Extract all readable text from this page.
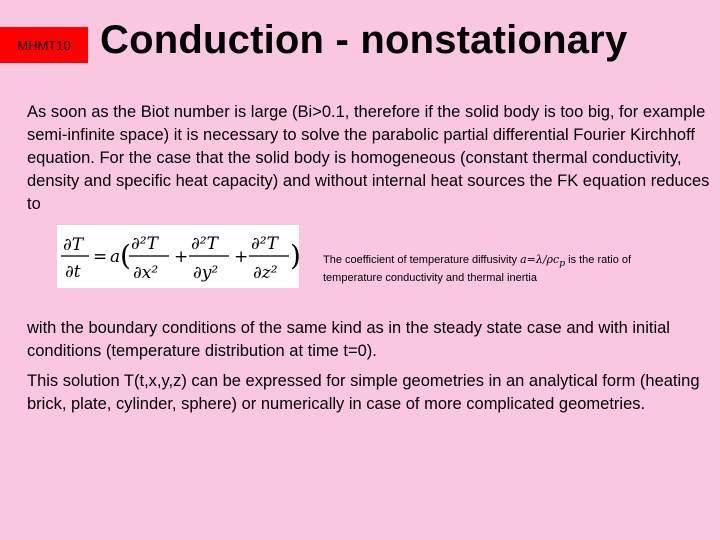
MHMT10 Conduction - nonstationary

As soon as the Biot number is large (Bi>0.1, therefore if the solid body is too big, for example semi-infinite space) it is necessary to solve the parabolic partial differential Fourier Kirchhoff equation. For the case that the solid body is homogeneous (constant thermal conductivity, density and specific heat capacity) and without internal heat sources the FK equation reduces to

∂T
∂t
= a ( ∂²T
∂x²
+
∂²T
∂y²
+
∂²T
∂z²
) The coefficient of temperature diffusivity $a=\lambda/\rho c_p$ is the ratio of temperature conductivity and thermal inertia

with the boundary conditions of the same kind as in the steady state case and with initial conditions (temperature distribution at time t=0).

This solution T(t,x,y,z) can be expressed for simple geometries in an analytical form (heating brick, plate, cylinder, sphere) or numerically in case of more complicated geometries.
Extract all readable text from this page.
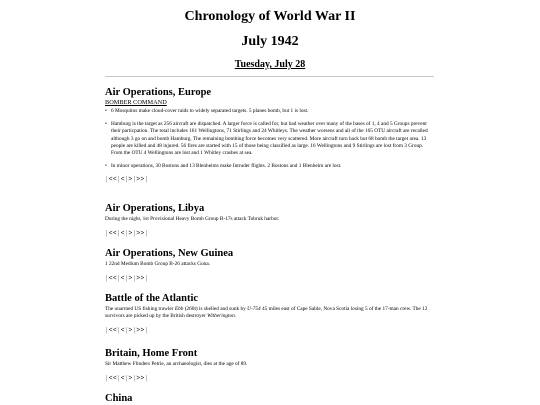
Chronology of World War II
July 1942
Tuesday, July 28
Air Operations, Europe
BOMBER COMMAND
• 6 Mosquitos make cloud-cover raids to widely separated targets. 5 planes bomb, but 1 is lost.
• Hamburg is the target as 256 aircraft are dispatched. A larger force is called for, but bad weather over many of the bases of 1, 4 and 5 Groups prevent their particpation. The total includes 161 Wellingtons, 71 Stirlings and 24 Whitleys. The weather worsens and all of the 165 OTU aircraft are recalled although 3 go on and bomb Hamburg. The remaining bombing force becomes very scattered. More aircraft turn back but 68 bomb the target area. 13 people are killed and 48 injured. 56 fires are started with 15 of those being classified as large. 16 Wellingtons and 9 Stirlings are lost from 3 Group. From the OTU 4 Wellingtons are lost and 1 Whitley crashes at sea.
• In minor operations, 30 Bostons and 13 Blenheims make Intruder flights. 2 Bostons and 1 Blenheim are lost.
|<<|<|>|>>|
Air Operations, Libya

During the night, 1st Provisional Heavy Bomb Group B-17s attack Tobruk harbor.

|<<|<|>|>>|
Air Operations, New Guinea

1 22nd Medium Bomb Group B-26 attacks Gona.

|<<|<|>|>>|
Battle of the Atlantic

The unarmed US fishing trawler Ebb (260t) is shelled and sunk by U-754 45 miles east of Cape Sable, Nova Scotia losing 5 of the 17-man crew. The 12 survivors are picked up by the British destroyer Witherington.

|<<|<|>|>>|
Britain, Home Front

Sir Matthew Flinders Petrie, an archaeologist, dies at the age of 89.

|<<|<|>|>>|
China
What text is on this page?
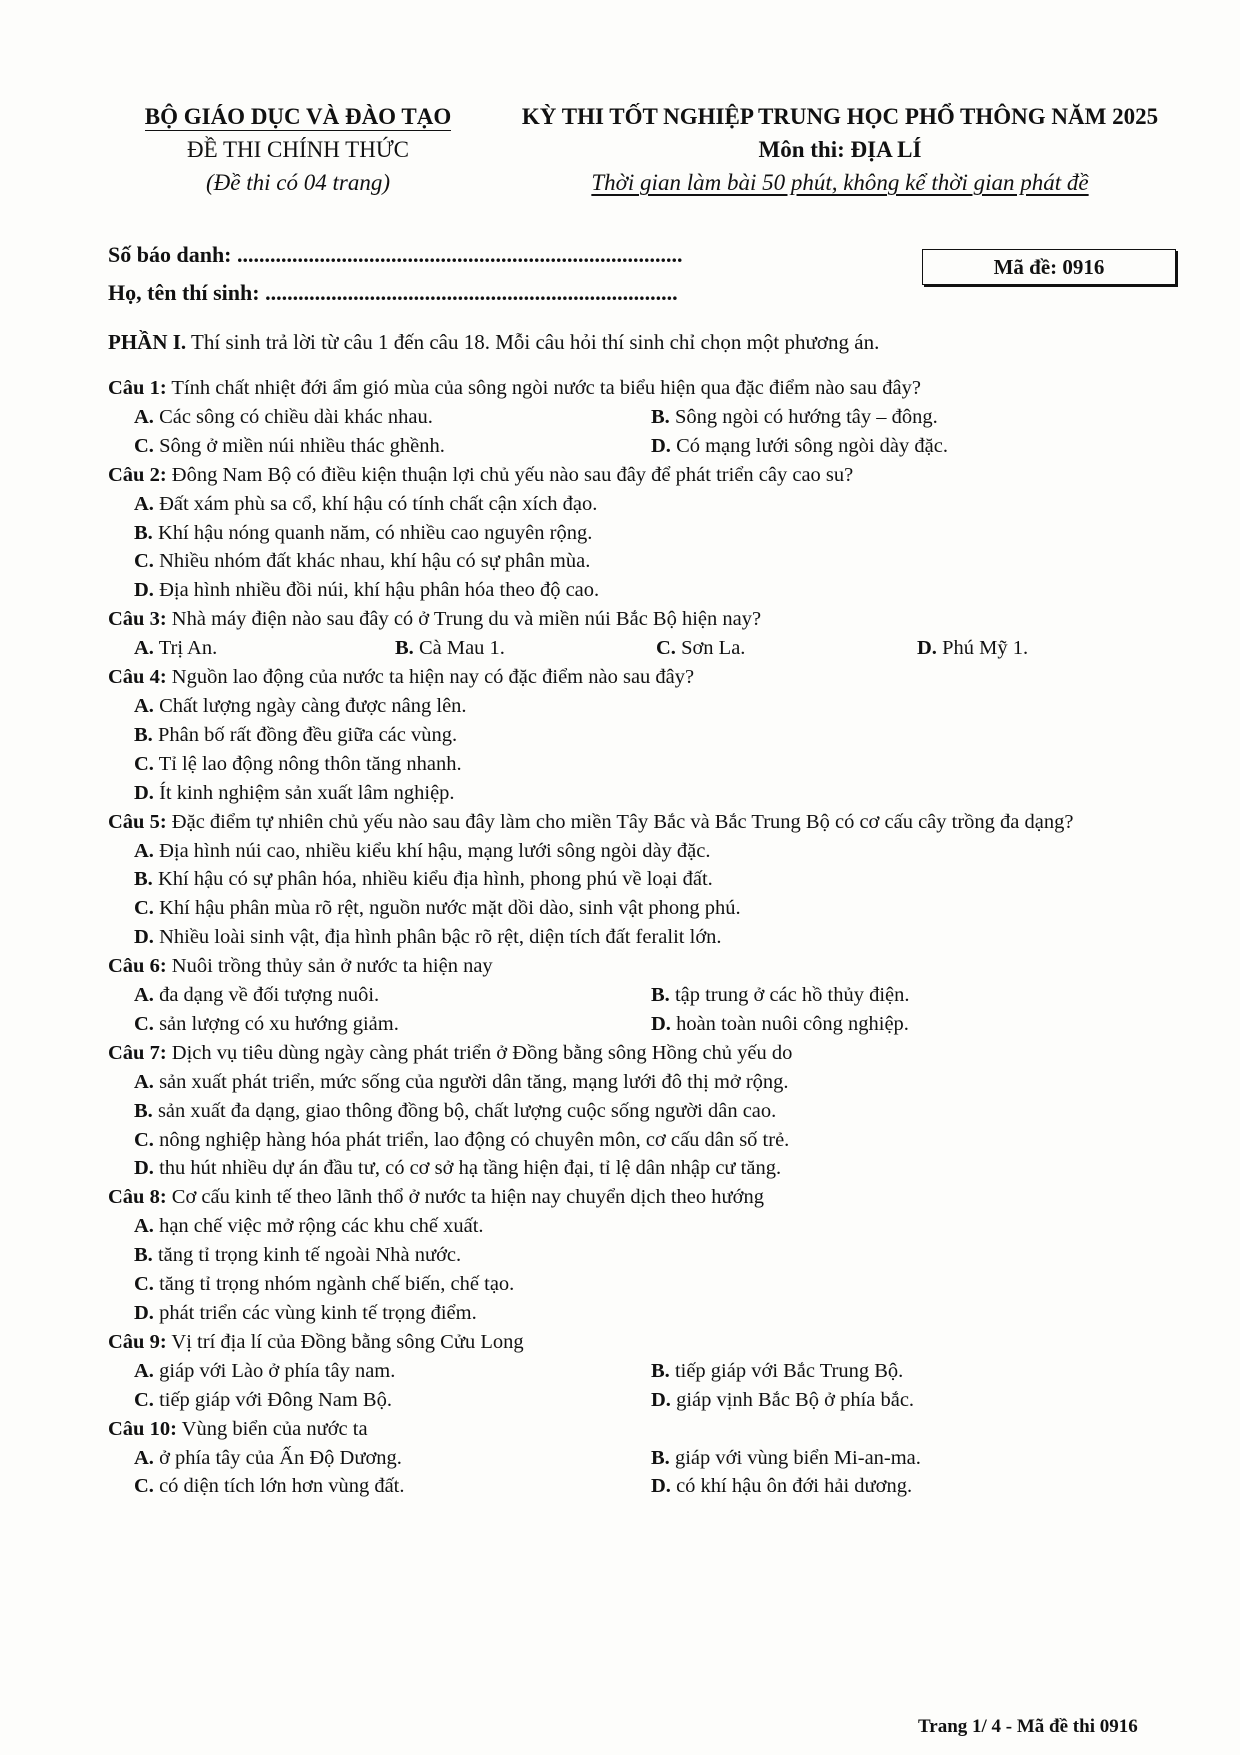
BỘ GIÁO DỤC VÀ ĐÀO TẠO
ĐỀ THI CHÍNH THỨC
(Đề thi có 04 trang)
KỲ THI TỐT NGHIỆP TRUNG HỌC PHỔ THÔNG NĂM 2025
Môn thi: ĐỊA LÍ
Thời gian làm bài 50 phút, không kể thời gian phát đề
Số báo danh: .................................................................................
Họ, tên thí sinh: ...........................................................................
Mã đề: 0916
PHẦN I. Thí sinh trả lời từ câu 1 đến câu 18. Mỗi câu hỏi thí sinh chỉ chọn một phương án.
Câu 1: Tính chất nhiệt đới ẩm gió mùa của sông ngòi nước ta biểu hiện qua đặc điểm nào sau đây?
A. Các sông có chiều dài khác nhau.	B. Sông ngòi có hướng tây – đông.
C. Sông ở miền núi nhiều thác ghềnh.	D. Có mạng lưới sông ngòi dày đặc.
Câu 2: Đông Nam Bộ có điều kiện thuận lợi chủ yếu nào sau đây để phát triển cây cao su?
A. Đất xám phù sa cổ, khí hậu có tính chất cận xích đạo.
B. Khí hậu nóng quanh năm, có nhiều cao nguyên rộng.
C. Nhiều nhóm đất khác nhau, khí hậu có sự phân mùa.
D. Địa hình nhiều đồi núi, khí hậu phân hóa theo độ cao.
Câu 3: Nhà máy điện nào sau đây có ở Trung du và miền núi Bắc Bộ hiện nay?
A. Trị An.	B. Cà Mau 1.	C. Sơn La.	D. Phú Mỹ 1.
Câu 4: Nguồn lao động của nước ta hiện nay có đặc điểm nào sau đây?
A. Chất lượng ngày càng được nâng lên.
B. Phân bố rất đồng đều giữa các vùng.
C. Tỉ lệ lao động nông thôn tăng nhanh.
D. Ít kinh nghiệm sản xuất lâm nghiệp.
Câu 5: Đặc điểm tự nhiên chủ yếu nào sau đây làm cho miền Tây Bắc và Bắc Trung Bộ có cơ cấu cây trồng đa dạng?
A. Địa hình núi cao, nhiều kiểu khí hậu, mạng lưới sông ngòi dày đặc.
B. Khí hậu có sự phân hóa, nhiều kiểu địa hình, phong phú về loại đất.
C. Khí hậu phân mùa rõ rệt, nguồn nước mặt dồi dào, sinh vật phong phú.
D. Nhiều loài sinh vật, địa hình phân bậc rõ rệt, diện tích đất feralit lớn.
Câu 6: Nuôi trồng thủy sản ở nước ta hiện nay
A. đa dạng về đối tượng nuôi.	B. tập trung ở các hồ thủy điện.
C. sản lượng có xu hướng giảm.	D. hoàn toàn nuôi công nghiệp.
Câu 7: Dịch vụ tiêu dùng ngày càng phát triển ở Đồng bằng sông Hồng chủ yếu do
A. sản xuất phát triển, mức sống của người dân tăng, mạng lưới đô thị mở rộng.
B. sản xuất đa dạng, giao thông đồng bộ, chất lượng cuộc sống người dân cao.
C. nông nghiệp hàng hóa phát triển, lao động có chuyên môn, cơ cấu dân số trẻ.
D. thu hút nhiều dự án đầu tư, có cơ sở hạ tầng hiện đại, tỉ lệ dân nhập cư tăng.
Câu 8: Cơ cấu kinh tế theo lãnh thổ ở nước ta hiện nay chuyển dịch theo hướng
A. hạn chế việc mở rộng các khu chế xuất.
B. tăng tỉ trọng kinh tế ngoài Nhà nước.
C. tăng tỉ trọng nhóm ngành chế biến, chế tạo.
D. phát triển các vùng kinh tế trọng điểm.
Câu 9: Vị trí địa lí của Đồng bằng sông Cửu Long
A. giáp với Lào ở phía tây nam.	B. tiếp giáp với Bắc Trung Bộ.
C. tiếp giáp với Đông Nam Bộ.	D. giáp vịnh Bắc Bộ ở phía bắc.
Câu 10: Vùng biển của nước ta
A. ở phía tây của Ấn Độ Dương.	B. giáp với vùng biển Mi-an-ma.
C. có diện tích lớn hơn vùng đất.	D. có khí hậu ôn đới hải dương.
Trang 1/ 4 - Mã đề thi 0916
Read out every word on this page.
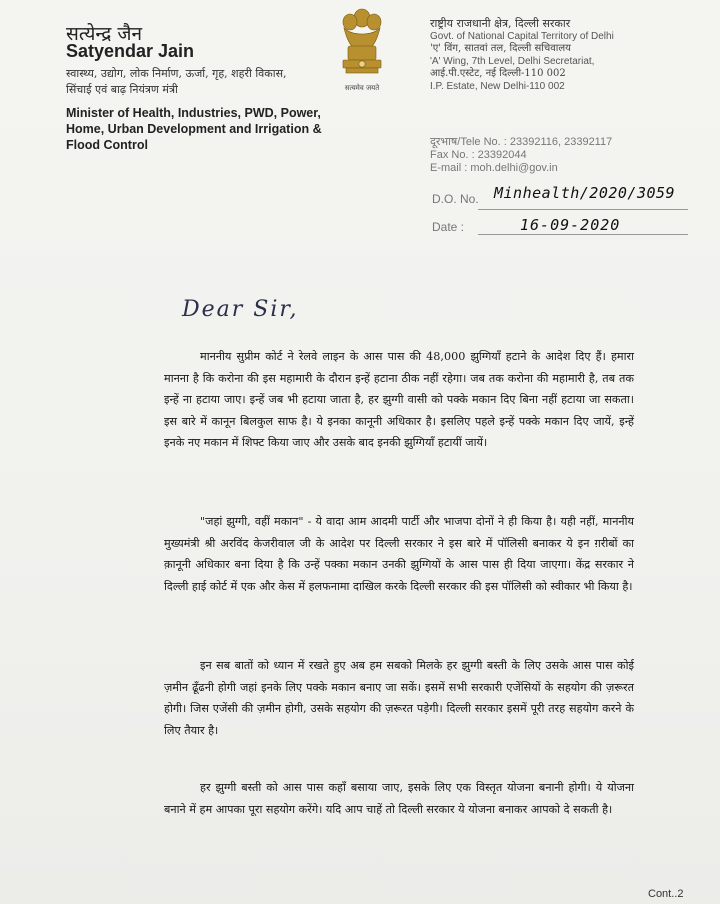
सत्येन्द्र जैन
Satyendar Jain
स्वास्थ्य, उद्योग, लोक निर्माण, ऊर्जा, गृह, शहरी विकास, सिंचाई एवं बाढ़ नियंत्रण मंत्री
Minister of Health, Industries, PWD, Power, Home, Urban Development and Irrigation & Flood Control
सत्यमेव जयते
राष्ट्रीय राजधानी क्षेत्र, दिल्ली सरकार
Govt. of National Capital Territory of Delhi
'ए' विंग, सातवां तल, दिल्ली सचिवालय
'A' Wing, 7th Level, Delhi Secretariat,
आई.पी.एस्टेट, नई दिल्ली-110 002
I.P. Estate, New Delhi-110 002
दूरभाष/Tele No. : 23392116, 23392117
Fax No. : 23392044
E-mail : moh.delhi@gov.in
D.O. No. Minhealth/2020/3059
Date :	16-09-2020
Dear Sir,
माननीय सुप्रीम कोर्ट ने रेलवे लाइन के आस पास की 48,000 झुग्गियाँ हटाने के आदेश दिए हैं। हमारा मानना है कि करोना की इस महामारी के दौरान इन्हें हटाना ठीक नहीं रहेगा। जब तक करोना की महामारी है, तब तक इन्हें ना हटाया जाए। इन्हें जब भी हटाया जाता है, हर झुग्गी वासी को पक्के मकान दिए बिना नहीं हटाया जा सकता। इस बारे में कानून बिलकुल साफ है। ये इनका कानूनी अधिकार है। इसलिए पहले इन्हें पक्के मकान दिए जायें, इन्हें इनके नए मकान में शिफ्ट किया जाए और उसके बाद इनकी झुग्गियाँ हटायीं जायें।
"जहां झुग्गी, वहीं मकान" - ये वादा आम आदमी पार्टी और भाजपा दोनों ने ही किया है। यही नहीं, माननीय मुख्यमंत्री श्री अरविंद केजरीवाल जी के आदेश पर दिल्ली सरकार ने इस बारे में पॉलिसी बनाकर ये इन ग़रीबों का क़ानूनी अधिकार बना दिया है कि उन्हें पक्का मकान उनकी झुग्गियों के आस पास ही दिया जाएगा। केंद्र सरकार ने दिल्ली हाई कोर्ट में एक और केस में हलफनामा दाखिल करके दिल्ली सरकार की इस पॉलिसी को स्वीकार भी किया है।
इन सब बातों को ध्यान में रखते हुए अब हम सबको मिलके हर झुग्गी बस्ती के लिए उसके आस पास कोई ज़मीन ढूँढनी होगी जहां इनके लिए पक्के मकान बनाए जा सकें। इसमें सभी सरकारी एजेंसियों के सहयोग की ज़रूरत होगी। जिस एजेंसी की ज़मीन होगी, उसके सहयोग की ज़रूरत पड़ेगी। दिल्ली सरकार इसमें पूरी तरह सहयोग करने के लिए तैयार है।
हर झुग्गी बस्ती को आस पास कहाँ बसाया जाए, इसके लिए एक विस्तृत योजना बनानी होगी। ये योजना बनाने में हम आपका पूरा सहयोग करेंगे। यदि आप चाहें तो दिल्ली सरकार ये योजना बनाकर आपको दे सकती है।
Cont..2
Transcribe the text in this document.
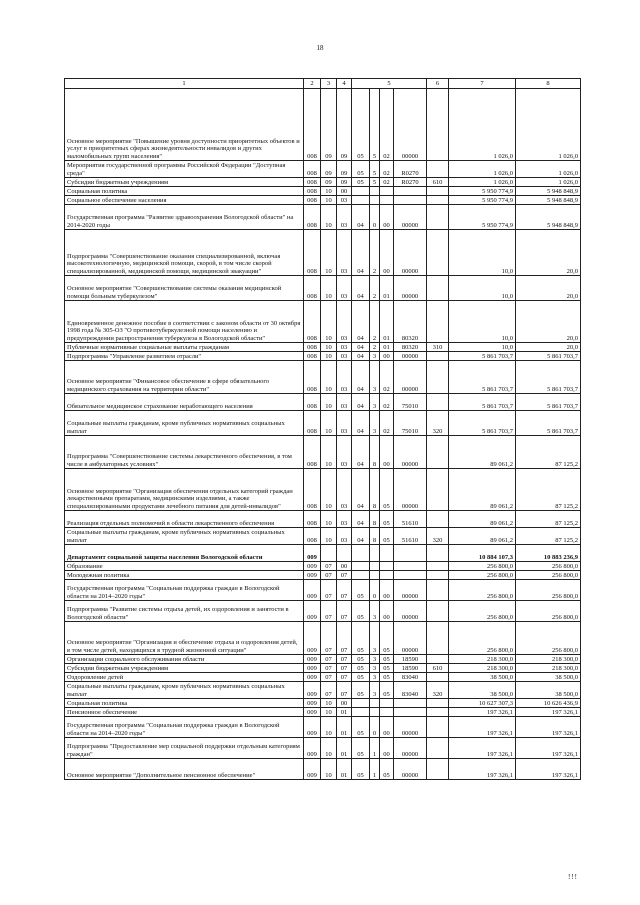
18
1	2	3	4	5				6	7	8
Основное мероприятие "Повышение уровня доступности приоритетных объектов и услуг в приоритетных сферах жизнедеятельности инвалидов и других маломобильных групп населения"	008	09	09	05	5	02	00000		1 026,0	1 026,0
Мероприятия государственной программы Российской Федерации "Доступная среда"	008	09	09	05	5	02	R0270		1 026,0	1 026,0
Субсидии бюджетным учреждениям	008	09	09	05	5	02	R0270	610	1 026,0	1 026,0
Социальная политика	008	10	00						5 950 774,9	5 948 848,9
Социальное обеспечение населения	008	10	03						5 950 774,9	5 948 848,9
Государственная программа "Развитие здравоохранения Вологодской области" на 2014-2020 годы	008	10	03	04	0	00	00000		5 950 774,9	5 948 848,9
Подпрограмма "Совершенствование оказания специализированной, включая высокотехнологичную, медицинской помощи, скорой, в том числе скорой специализированной, медицинской помощи, медицинской эвакуации"	008	10	03	04	2	00	00000		10,0	20,0
Основное мероприятие "Совершенствование системы оказания медицинской помощи больным туберкулезом"	008	10	03	04	2	01	00000		10,0	20,0
Единовременное денежное пособие в соответствии с законом области от 30 октября 1998 года № 305-ОЗ "О противотуберкулезной помощи населению и предупреждении распространения туберкулеза в Вологодской области"	008	10	03	04	2	01	80320		10,0	20,0
Публичные нормативные социальные выплаты гражданам	008	10	03	04	2	01	80320	310	10,0	20,0
Подпрограмма "Управление развитием отрасли"	008	10	03	04	3	00	00000		5 861 703,7	5 861 703,7
Основное мероприятие "Финансовое обеспечение в сфере обязательного медицинского страхования на территории области"	008	10	03	04	3	02	00000		5 861 703,7	5 861 703,7
Обязательное медицинское страхование неработающего населения	008	10	03	04	3	02	75010		5 861 703,7	5 861 703,7
Социальные выплаты гражданам, кроме публичных нормативных социальных выплат	008	10	03	04	3	02	75010	320	5 861 703,7	5 861 703,7
Подпрограмма "Совершенствование системы лекарственного обеспечения, в том числе в амбулаторных условиях"	008	10	03	04	8	00	00000		89 061,2	87 125,2
Основное мероприятие "Организация обеспечения отдельных категорий граждан лекарственными препаратами, медицинскими изделиями, а также специализированными продуктами лечебного питания для детей-инвалидов"	008	10	03	04	8	05	00000		89 061,2	87 125,2
Реализация отдельных полномочий в области лекарственного обеспечения	008	10	03	04	8	05	51610		89 061,2	87 125,2
Социальные выплаты гражданам, кроме публичных нормативных социальных выплат	008	10	03	04	8	05	51610	320	89 061,2	87 125,2
Департамент социальной защиты населения Вологодской области	009								10 884 107,3	10 883 236,9
Образование	009	07	00						256 800,0	256 800,0
Молодежная политика	009	07	07						256 800,0	256 800,0
Государственная программа "Социальная поддержка граждан в Вологодской области на 2014–2020 годы"	009	07	07	05	0	00	00000		256 800,0	256 800,0
Подпрограмма "Развитие системы отдыха детей, их оздоровления и занятости в Вологодской области"	009	07	07	05	3	00	00000		256 800,0	256 800,0
Основное мероприятие "Организация и обеспечение отдыха и оздоровления детей, в том числе детей, находящихся в трудной жизненной ситуации"	009	07	07	05	3	05	00000		256 800,0	256 800,0
Организации социального обслуживания области	009	07	07	05	3	05	18590		218 300,0	218 300,0
Субсидии бюджетным учреждениям	009	07	07	05	3	05	18590	610	218 300,0	218 300,0
Оздоровление детей	009	07	07	05	3	05	83040		38 500,0	38 500,0
Социальные выплаты гражданам, кроме публичных нормативных социальных выплат	009	07	07	05	3	05	83040	320	38 500,0	38 500,0
Социальная политика	009	10	00						10 627 307,3	10 626 436,9
Пенсионное обеспечение	009	10	01						197 326,1	197 326,1
Государственная программа "Социальная поддержка граждан в Вологодской области на 2014–2020 годы"	009	10	01	05	0	00	00000		197 326,1	197 326,1
Подпрограмма "Предоставление мер социальной поддержки отдельным категориям граждан"	009	10	01	05	1	00	00000		197 326,1	197 326,1
Основное мероприятие "Дополнительное пенсионное обеспечение"	009	10	01	05	1	05	00000		197 326,1	197 326,1
!!!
· · · · · · ·
◆ TASK INSTRUCTIONS: Which lines hold the word "отдыха"? Copy all of them.

◆ PROBLEM SOLUTION:
Подпрограмма "Развитие системы отдыха детей, их оздоровления и занятости в Вологодской области"	009	07	07	05	3	00	00000		256 800,0	256 800,0
Основное мероприятие "Организация и обеспечение отдыха и оздоровления детей, в том числе детей, находящихся в трудной жизненной ситуации"	009	07	07	05	3	05	00000		256 800,0	256 800,0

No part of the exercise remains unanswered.